-- START --

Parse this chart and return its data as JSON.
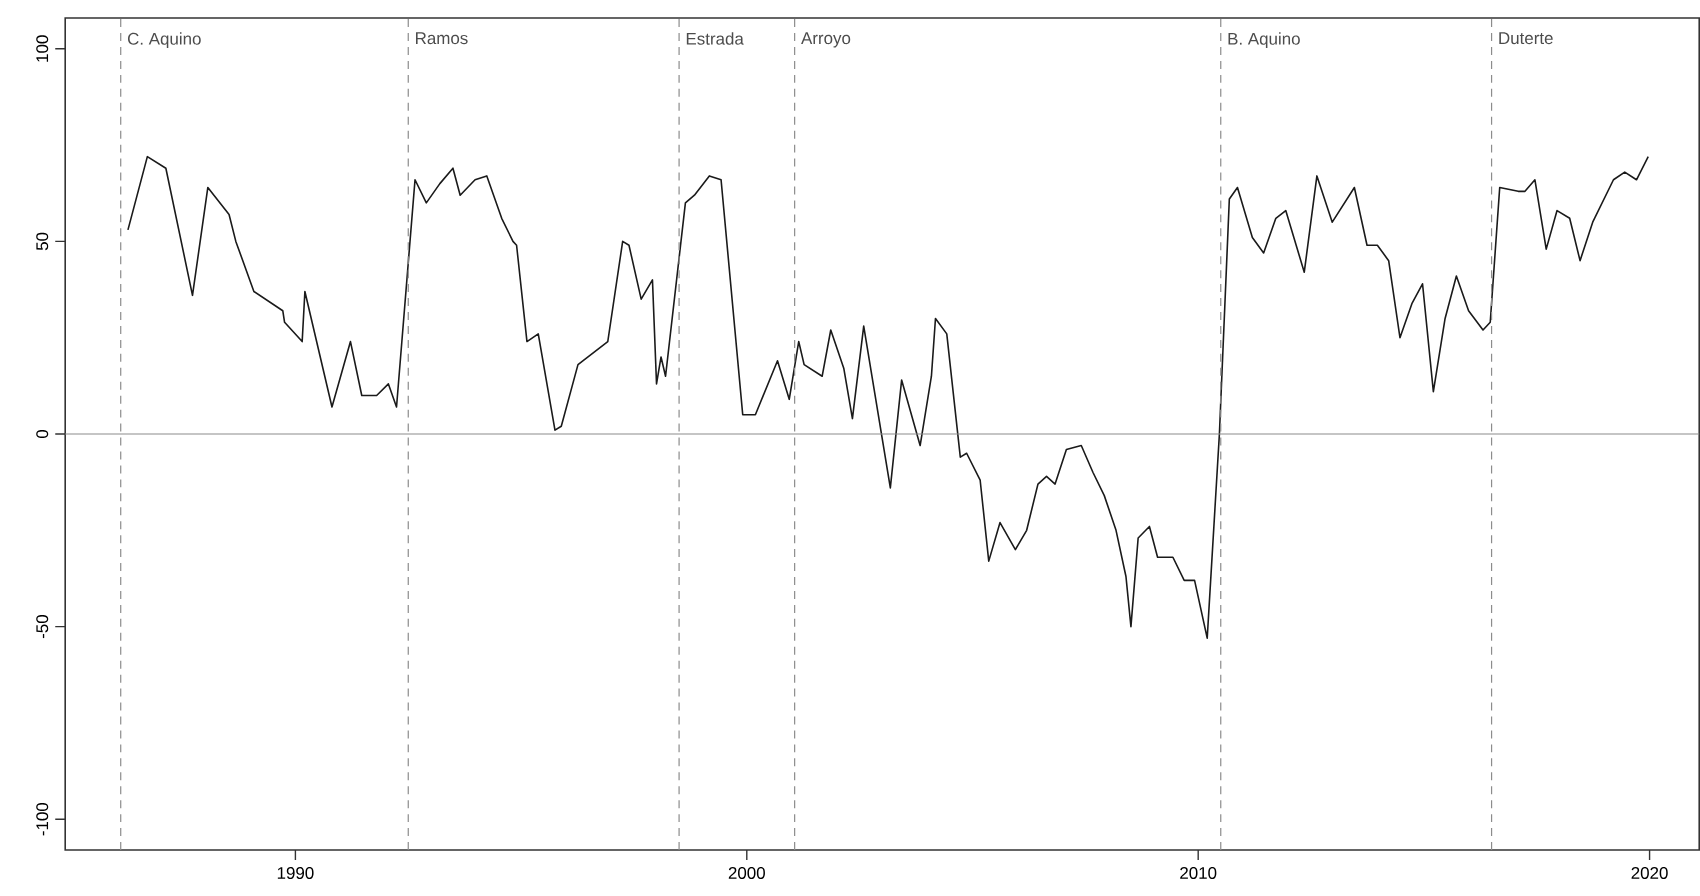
{
  "chart_data": {
    "type": "line",
    "xlim": [
      1984.9,
      2021.1
    ],
    "ylim": [
      -108,
      108
    ],
    "xticks": [
      1990,
      2000,
      2010,
      2020
    ],
    "yticks": [
      -100,
      -50,
      0,
      50,
      100
    ],
    "series": [
      {
        "color": "#1a1a1a",
        "line_style": "solid",
        "x": [
          1986.29,
          1986.72,
          1987.13,
          1987.72,
          1988.06,
          1988.53,
          1988.68,
          1989.08,
          1989.72,
          1989.76,
          1990.15,
          1990.21,
          1990.81,
          1991.22,
          1991.47,
          1991.8,
          1992.06,
          1992.24,
          1992.65,
          1992.9,
          1993.2,
          1993.49,
          1993.65,
          1993.98,
          1994.24,
          1994.57,
          1994.82,
          1994.9,
          1995.13,
          1995.38,
          1995.75,
          1995.89,
          1996.26,
          1996.92,
          1997.25,
          1997.39,
          1997.66,
          1997.91,
          1998.0,
          1998.1,
          1998.2,
          1998.64,
          1998.84,
          1999.17,
          1999.43,
          1999.91,
          2000.19,
          2000.68,
          2000.94,
          2001.15,
          2001.27,
          2001.67,
          2001.86,
          2002.15,
          2002.34,
          2002.59,
          2003.18,
          2003.43,
          2003.84,
          2004.09,
          2004.18,
          2004.43,
          2004.73,
          2004.87,
          2005.17,
          2005.36,
          2005.61,
          2005.95,
          2006.2,
          2006.45,
          2006.64,
          2006.83,
          2007.08,
          2007.41,
          2007.67,
          2007.92,
          2008.18,
          2008.4,
          2008.51,
          2008.67,
          2008.92,
          2009.1,
          2009.44,
          2009.69,
          2009.92,
          2010.2,
          2010.47,
          2010.69,
          2010.87,
          2011.2,
          2011.45,
          2011.72,
          2011.94,
          2012.35,
          2012.63,
          2012.97,
          2013.46,
          2013.74,
          2013.97,
          2014.22,
          2014.47,
          2014.74,
          2014.97,
          2015.21,
          2015.47,
          2015.72,
          2015.99,
          2016.31,
          2016.47,
          2016.68,
          2017.09,
          2017.24,
          2017.46,
          2017.71,
          2017.95,
          2018.23,
          2018.46,
          2018.74,
          2019.2,
          2019.45,
          2019.71,
          2019.97
        ],
        "values": [
          53,
          72,
          69,
          36,
          64,
          57,
          50,
          37,
          32,
          29,
          24,
          37,
          7,
          24,
          10,
          10,
          13,
          7,
          66,
          60,
          65,
          69,
          62,
          66,
          67,
          56,
          50,
          49,
          24,
          26,
          1,
          2,
          18,
          24,
          50,
          49,
          35,
          40,
          13,
          20,
          15,
          60,
          62,
          67,
          66,
          5,
          5,
          19,
          9,
          24,
          18,
          15,
          27,
          17,
          4,
          28,
          -14,
          14,
          -3,
          15,
          30,
          26,
          -6,
          -5,
          -12,
          -33,
          -23,
          -30,
          -25,
          -13,
          -11,
          -13,
          -4,
          -3,
          -10,
          -16,
          -25,
          -37,
          -50,
          -27,
          -24,
          -32,
          -32,
          -38,
          -38,
          -53,
          0,
          61,
          64,
          51,
          47,
          56,
          58,
          42,
          67,
          55,
          64,
          49,
          49,
          45,
          25,
          34,
          39,
          11,
          30,
          41,
          32,
          27,
          29,
          64,
          63,
          63,
          66,
          48,
          58,
          56,
          45,
          55,
          66,
          68,
          66,
          72
        ]
      }
    ],
    "ref_lines": [
      {
        "axis": "y",
        "value": 0,
        "color": "#8c8c8c",
        "line_style": "solid"
      },
      {
        "axis": "x",
        "value": 1986.13,
        "label": "C. Aquino",
        "color": "#8c8c8c",
        "line_style": "dashed"
      },
      {
        "axis": "x",
        "value": 1992.5,
        "label": "Ramos",
        "color": "#8c8c8c",
        "line_style": "dashed"
      },
      {
        "axis": "x",
        "value": 1998.5,
        "label": "Estrada",
        "color": "#8c8c8c",
        "line_style": "dashed"
      },
      {
        "axis": "x",
        "value": 2001.06,
        "label": "Arroyo",
        "color": "#8c8c8c",
        "line_style": "dashed"
      },
      {
        "axis": "x",
        "value": 2010.5,
        "label": "B. Aquino",
        "color": "#8c8c8c",
        "line_style": "dashed"
      },
      {
        "axis": "x",
        "value": 2016.5,
        "label": "Duterte",
        "color": "#8c8c8c",
        "line_style": "dashed"
      }
    ]
  }
}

-- END --

[GOAL OF THE EXERCISE]: Copy the data word for word. Pictures do not go in the copy.

[COMPLETED EXERCISE]:
Parse this chart and return its data as JSON.
{
  "chart_data": {
    "type": "line",
    "xlim": [
      1984.9,
      2021.1
    ],
    "ylim": [
      -108,
      108
    ],
    "xticks": [
      1990,
      2000,
      2010,
      2020
    ],
    "yticks": [
      -100,
      -50,
      0,
      50,
      100
    ],
    "series": [
      {
        "color": "#1a1a1a",
        "line_style": "solid",
        "x": [
          1986.29,
          1986.72,
          1987.13,
          1987.72,
          1988.06,
          1988.53,
          1988.68,
          1989.08,
          1989.72,
          1989.76,
          1990.15,
          1990.21,
          1990.81,
          1991.22,
          1991.47,
          1991.8,
          1992.06,
          1992.24,
          1992.65,
          1992.9,
          1993.2,
          1993.49,
          1993.65,
          1993.98,
          1994.24,
          1994.57,
          1994.82,
          1994.9,
          1995.13,
          1995.38,
          1995.75,
          1995.89,
          1996.26,
          1996.92,
          1997.25,
          1997.39,
          1997.66,
          1997.91,
          1998.0,
          1998.1,
          1998.2,
          1998.64,
          1998.84,
          1999.17,
          1999.43,
          1999.91,
          2000.19,
          2000.68,
          2000.94,
          2001.15,
          2001.27,
          2001.67,
          2001.86,
          2002.15,
          2002.34,
          2002.59,
          2003.18,
          2003.43,
          2003.84,
          2004.09,
          2004.18,
          2004.43,
          2004.73,
          2004.87,
          2005.17,
          2005.36,
          2005.61,
          2005.95,
          2006.2,
          2006.45,
          2006.64,
          2006.83,
          2007.08,
          2007.41,
          2007.67,
          2007.92,
          2008.18,
          2008.4,
          2008.51,
          2008.67,
          2008.92,
          2009.1,
          2009.44,
          2009.69,
          2009.92,
          2010.2,
          2010.47,
          2010.69,
          2010.87,
          2011.2,
          2011.45,
          2011.72,
          2011.94,
          2012.35,
          2012.63,
          2012.97,
          2013.46,
          2013.74,
          2013.97,
          2014.22,
          2014.47,
          2014.74,
          2014.97,
          2015.21,
          2015.47,
          2015.72,
          2015.99,
          2016.31,
          2016.47,
          2016.68,
          2017.09,
          2017.24,
          2017.46,
          2017.71,
          2017.95,
          2018.23,
          2018.46,
          2018.74,
          2019.2,
          2019.45,
          2019.71,
          2019.97
        ],
        "values": [
          53,
          72,
          69,
          36,
          64,
          57,
          50,
          37,
          32,
          29,
          24,
          37,
          7,
          24,
          10,
          10,
          13,
          7,
          66,
          60,
          65,
          69,
          62,
          66,
          67,
          56,
          50,
          49,
          24,
          26,
          1,
          2,
          18,
          24,
          50,
          49,
          35,
          40,
          13,
          20,
          15,
          60,
          62,
          67,
          66,
          5,
          5,
          19,
          9,
          24,
          18,
          15,
          27,
          17,
          4,
          28,
          -14,
          14,
          -3,
          15,
          30,
          26,
          -6,
          -5,
          -12,
          -33,
          -23,
          -30,
          -25,
          -13,
          -11,
          -13,
          -4,
          -3,
          -10,
          -16,
          -25,
          -37,
          -50,
          -27,
          -24,
          -32,
          -32,
          -38,
          -38,
          -53,
          0,
          61,
          64,
          51,
          47,
          56,
          58,
          42,
          67,
          55,
          64,
          49,
          49,
          45,
          25,
          34,
          39,
          11,
          30,
          41,
          32,
          27,
          29,
          64,
          63,
          63,
          66,
          48,
          58,
          56,
          45,
          55,
          66,
          68,
          66,
          72
        ]
      }
    ],
    "ref_lines": [
      {
        "axis": "y",
        "value": 0,
        "color": "#8c8c8c",
        "line_style": "solid"
      },
      {
        "axis": "x",
        "value": 1986.13,
        "label": "C. Aquino",
        "color": "#8c8c8c",
        "line_style": "dashed"
      },
      {
        "axis": "x",
        "value": 1992.5,
        "label": "Ramos",
        "color": "#8c8c8c",
        "line_style": "dashed"
      },
      {
        "axis": "x",
        "value": 1998.5,
        "label": "Estrada",
        "color": "#8c8c8c",
        "line_style": "dashed"
      },
      {
        "axis": "x",
        "value": 2001.06,
        "label": "Arroyo",
        "color": "#8c8c8c",
        "line_style": "dashed"
      },
      {
        "axis": "x",
        "value": 2010.5,
        "label": "B. Aquino",
        "color": "#8c8c8c",
        "line_style": "dashed"
      },
      {
        "axis": "x",
        "value": 2016.5,
        "label": "Duterte",
        "color": "#8c8c8c",
        "line_style": "dashed"
      }
    ]
  }
}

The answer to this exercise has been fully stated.